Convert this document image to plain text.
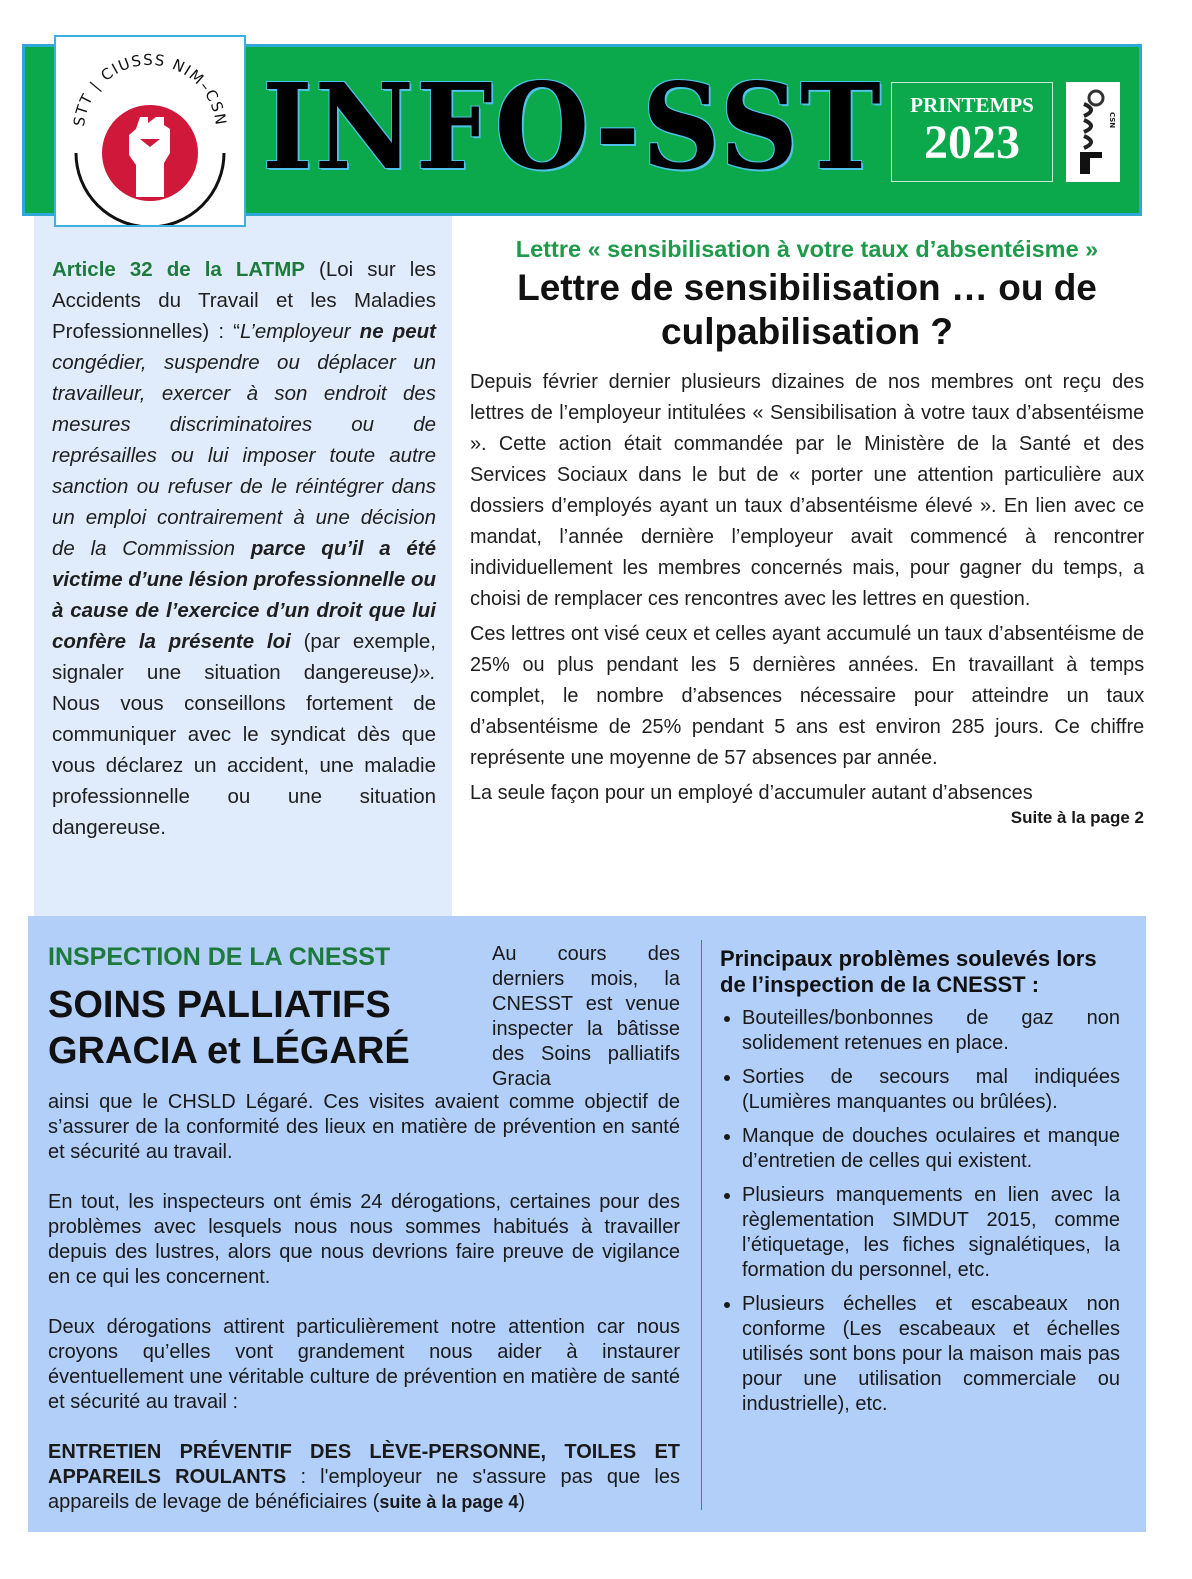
STT | CIUSSS NIM–CSN INFO-SST	PRINTEMPS
2023	CSN

Article 32 de la LATMP (Loi sur les Accidents du Travail et les Maladies Professionnelles) : “L’employeur ne peut congédier, suspendre ou déplacer un travailleur, exercer à son endroit des mesures discriminatoires ou de représailles ou lui imposer toute autre sanction ou refuser de le réintégrer dans un emploi contrairement à une décision de la Commission parce qu’il a été victime d’une lésion professionnelle ou à cause de l’exercice d’un droit que lui confère la présente loi (par exemple, signaler une situation dangereuse)». Nous vous conseillons fortement de communiquer avec le syndicat dès que vous déclarez un accident, une maladie professionnelle ou une situation dangereuse.

Lettre « sensibilisation à votre taux d’absentéisme »

Lettre de sensibilisation … ou de culpabilisation ?

Depuis février dernier plusieurs dizaines de nos membres ont reçu des lettres de l’employeur intitulées « Sensibilisation à votre taux d’absentéisme ». Cette action était commandée par le Ministère de la Santé et des Services Sociaux dans le but de « porter une attention particulière aux dossiers d’employés ayant un taux d’absentéisme élevé ». En lien avec ce mandat, l’année dernière l’employeur avait commencé à rencontrer individuellement les membres concernés mais, pour gagner du temps, a choisi de remplacer ces rencontres avec les lettres en question.

Ces lettres ont visé ceux et celles ayant accumulé un taux d’absentéisme de 25% ou plus pendant les 5 dernières années. En travaillant à temps complet, le nombre d’absences nécessaire pour atteindre un taux d’absentéisme de 25% pendant 5 ans est environ 285 jours. Ce chiffre représente une moyenne de 57 absences par année.

La seule façon pour un employé d’accumuler autant d’absences

Suite à la page 2

INSPECTION DE LA CNESST

SOINS PALLIATIFS GRACIA et LÉGARÉ

Au cours des derniers mois, la CNESST est venue inspecter la bâtisse des Soins palliatifs Gracia

ainsi que le CHSLD Légaré. Ces visites avaient comme objectif de s’assurer de la conformité des lieux en matière de prévention en santé et sécurité au travail.

En tout, les inspecteurs ont émis 24 dérogations, certaines pour des problèmes avec lesquels nous nous sommes habitués à travailler depuis des lustres, alors que nous devrions faire preuve de vigilance en ce qui les concernent.

Deux dérogations attirent particulièrement notre attention car nous croyons qu’elles vont grandement nous aider à instaurer éventuellement une véritable culture de prévention en matière de santé et sécurité au travail :

ENTRETIEN PRÉVENTIF DES LÈVE-PERSONNE, TOILES ET APPAREILS ROULANTS : l'employeur ne s'assure pas que les appareils de levage de bénéficiaires (suite à la page 4)

Principaux problèmes soulevés lors de l’inspection de la CNESST :
• Bouteilles/bonbonnes de gaz non solidement retenues en place.
• Sorties de secours mal indiquées (Lumières manquantes ou brûlées).
• Manque de douches oculaires et manque d’entretien de celles qui existent.
• Plusieurs manquements en lien avec la règlementation SIMDUT 2015, comme l’étiquetage, les fiches signalétiques, la formation du personnel, etc.
• Plusieurs échelles et escabeaux non conforme (Les escabeaux et échelles utilisés sont bons pour la maison mais pas pour une utilisation commerciale ou industrielle), etc.
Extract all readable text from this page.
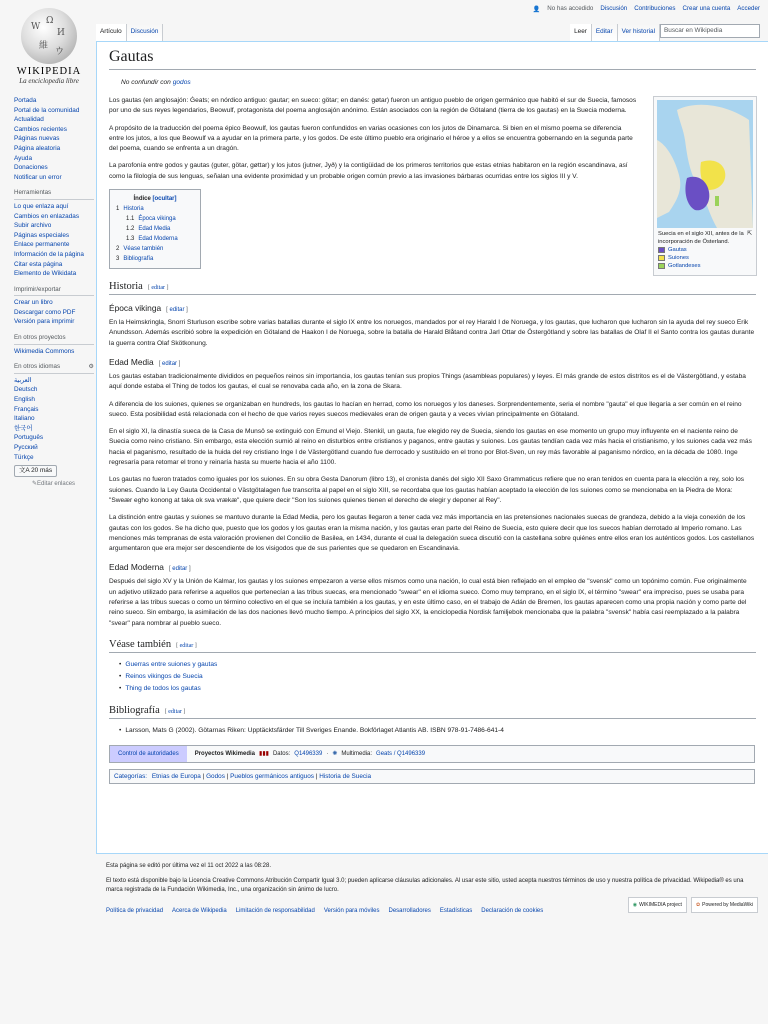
W
Ω
И
維
ウ
WIKIPEDIA
La enciclopedia libre
👤 No has accedido Discusión Contribuciones Crear una cuenta Acceder
Artículo	Discusión	Leer	Editar	Ver historial	Buscar en Wikipedia
Portada
Portal de la comunidad
Actualidad
Cambios recientes
Páginas nuevas
Página aleatoria
Ayuda
Donaciones
Notificar un error
Herramientas
Lo que enlaza aquí
Cambios en enlazadas
Subir archivo
Páginas especiales
Enlace permanente
Información de la página
Citar esta página
Elemento de Wikidata
Imprimir/exportar
Crear un libro
Descargar como PDF
Versión para imprimir
En otros proyectos
Wikimedia Commons
En otros idiomas	⚙
العربية
Deutsch
English
Français
Italiano
한국어
Português
Русский
Türkçe
文A 20 más
✎Editar enlaces
Gautas
No confundir con godos

Los gautas (en anglosajón: Ġeats; en nórdico antiguo: gautar; en sueco: götar; en danés: gøtar) fueron un antiguo pueblo de origen germánico que habitó el sur de Suecia, famosos por uno de sus reyes legendarios, Beowulf, protagonista del poema anglosajón anónimo. Están asociados con la región de Götaland (tierra de los gautas) en la Suecia moderna.

A propósito de la traducción del poema épico Beowulf, los gautas fueron confundidos en varias ocasiones con los jutos de Dinamarca. Si bien en el mismo poema se diferencia entre los jutos, a los que Beowulf va a ayudar en la primera parte, y los godos. De este último pueblo era originario el héroe y a ellos se encuentra gobernando en la segunda parte del poema, cuando se enfrenta a un dragón.

La parofonía entre godos y gautas (guter, götar, gøttar) y los jutos (jutner, Jyð) y la contigüidad de los primeros territorios que estas etnias habitaron en la región escandinava, así como la filología de sus lenguas, señalan una evidente proximidad y un probable origen común previo a las invasiones bárbaras ocurridas entre los siglos III y V.

Índice [ocultar]
1 Historia
1.1 Época vikinga
1.2 Edad Media
1.3 Edad Moderna
2 Véase también
3 Bibliografía
Historia [ editar ]
Época vikinga [ editar ]

En la Heimskringla, Snorri Sturluson escribe sobre varias batallas durante el siglo IX entre los noruegos, mandados por el rey Harald I de Noruega, y los gautas, que lucharon que lucharon sin la ayuda del rey sueco Erik Anundsson. Además escribió sobre la expedición en Götaland de Haakon I de Noruega, sobre la batalla de Harald Blåtand contra Jarl Ottar de Östergötland y sobre las batallas de Olaf II el Santo contra los gautas durante la guerra contra Olaf Skötkonung.

Edad Media [ editar ]

Los gautas estaban tradicionalmente divididos en pequeños reinos sin importancia, los gautas tenían sus propios Things (asambleas populares) y leyes. El más grande de estos distritos es el de Västergötland, y estaba aquí donde estaba el Thing de todos los gautas, el cual se renovaba cada año, en la zona de Skara.

A diferencia de los suiones, quienes se organizaban en hundreds, los gautas lo hacían en herrad, como los noruegos y los daneses. Sorprendentemente, seria el nombre "gauta" el que llegaría a ser común en el reino sueco. Esta posibilidad está relacionada con el hecho de que varios reyes suecos medievales eran de origen gauta y a veces vivían principalmente en Götaland.

En el siglo XI, la dinastía sueca de la Casa de Munsö se extinguió con Emund el Viejo. Stenkil, un gauta, fue elegido rey de Suecia, siendo los gautas en ese momento un grupo muy influyente en el naciente reino de Suecia como reino cristiano. Sin embargo, esta elección sumió al reino en disturbios entre cristianos y paganos, entre gautas y suiones. Los gautas tendían cada vez más hacia el cristianismo, y los suiones cada vez más hacia el paganismo, resultado de la huida del rey cristiano Inge I de Västergötland cuando fue derrocado y sustituido en el trono por Blot-Sven, un rey más favorable al paganismo nórdico, en la década de 1080. Inge regresaría para retomar el trono y reinaría hasta su muerte hacia el año 1100.

Los gautas no fueron tratados como iguales por los suiones. En su obra Gesta Danorum (libro 13), el cronista danés del siglo XII Saxo Grammaticus refiere que no eran tenidos en cuenta para la elección a rey, solo los suiones. Cuando la Ley Gauta Occidental o Västgötalagen fue transcrita al papel en el siglo XIII, se recordaba que los gautas habían aceptado la elección de los suiones como se mencionaba en la Piedra de Mora: "Sweær egho konong at taka ok sva vrækæ", que quiere decir "Son los suiones quienes tienen el derecho de elegir y deponer al Rey".

La distinción entre gautas y suiones se mantuvo durante la Edad Media, pero los gautas llegaron a tener cada vez más importancia en las pretensiones nacionales suecas de grandeza, debido a la vieja conexión de los gautas con los godos. Se ha dicho que, puesto que los godos y los gautas eran la misma nación, y los gautas eran parte del Reino de Suecia, esto quiere decir que los suecos habían derrotado al Imperio romano. Las menciones más tempranas de esta valoración provienen del Concilio de Basilea, en 1434, durante el cual la delegación sueca discutió con la castellana sobre quiénes entre ellos eran los auténticos godos. Los castellanos argumentaron que era mejor ser descendiente de los visigodos que de sus parientes que se quedaron en Escandinavia.

Edad Moderna [ editar ]

Después del siglo XV y la Unión de Kalmar, los gautas y los suiones empezaron a verse ellos mismos como una nación, lo cual está bien reflejado en el empleo de "svensk" como un topónimo común. Fue originalmente un adjetivo utilizado para referirse a aquellos que pertenecían a las tribus suecas, era mencionado "swear" en el idioma sueco. Como muy temprano, en el siglo IX, el término "swear" era impreciso, pues se usaba para referirse a las tribus suecas o como un término colectivo en el que se incluía también a los gautas, y en este último caso, en el trabajo de Adán de Bremen, los gautas aparecen como una propia nación y como parte del reino sueco. Sin embargo, la asimilación de las dos naciones llevó mucho tiempo. A principios del siglo XX, la enciclopedia Nordisk familjebok mencionaba que la palabra "svensk" había casi reemplazado a la palabra "svear" para nombrar al pueblo sueco.

Véase también [ editar ]
• Guerras entre suiones y gautas
• Reinos vikingos de Suecia
• Thing de todos los gautas
Bibliografía [ editar ]
• Larsson, Mats G (2002). Götarnas Riken: Upptäcktsfärder Till Sveriges Enande. Bokförlaget Atlantis AB. ISBN 978-91-7486-641-4
Control de autoridades	Proyectos Wikimedia ▮▮▮ Datos: Q1496339 · ✺ Multimedia: Geats / Q1496339
Categorías: Etnias de Europa | Godos | Pueblos germánicos antiguos | Historia de Suecia
⇱
Suecia en el siglo XII, antes de la incorporación de Österland.
Gautas
Suiones
Gotlandeses
Esta página se editó por última vez el 11 oct 2022 a las 08:28.
El texto está disponible bajo la Licencia Creative Commons Atribución Compartir Igual 3.0; pueden aplicarse cláusulas adicionales. Al usar este sitio, usted acepta nuestros términos de uso y nuestra política de privacidad. Wikipedia® es una marca registrada de la Fundación Wikimedia, Inc., una organización sin ánimo de lucro.
Política de privacidad Acerca de Wikipedia Limitación de responsabilidad Versión para móviles Desarrolladores Estadísticas Declaración de cookies
◉ WIKIMEDIA project	✿ Powered by MediaWiki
+---+
◆ WORK TO DO ◆
Work out how many lines above have the string "page" in them, and give only the number.

◆ TASK RESULT ◆
3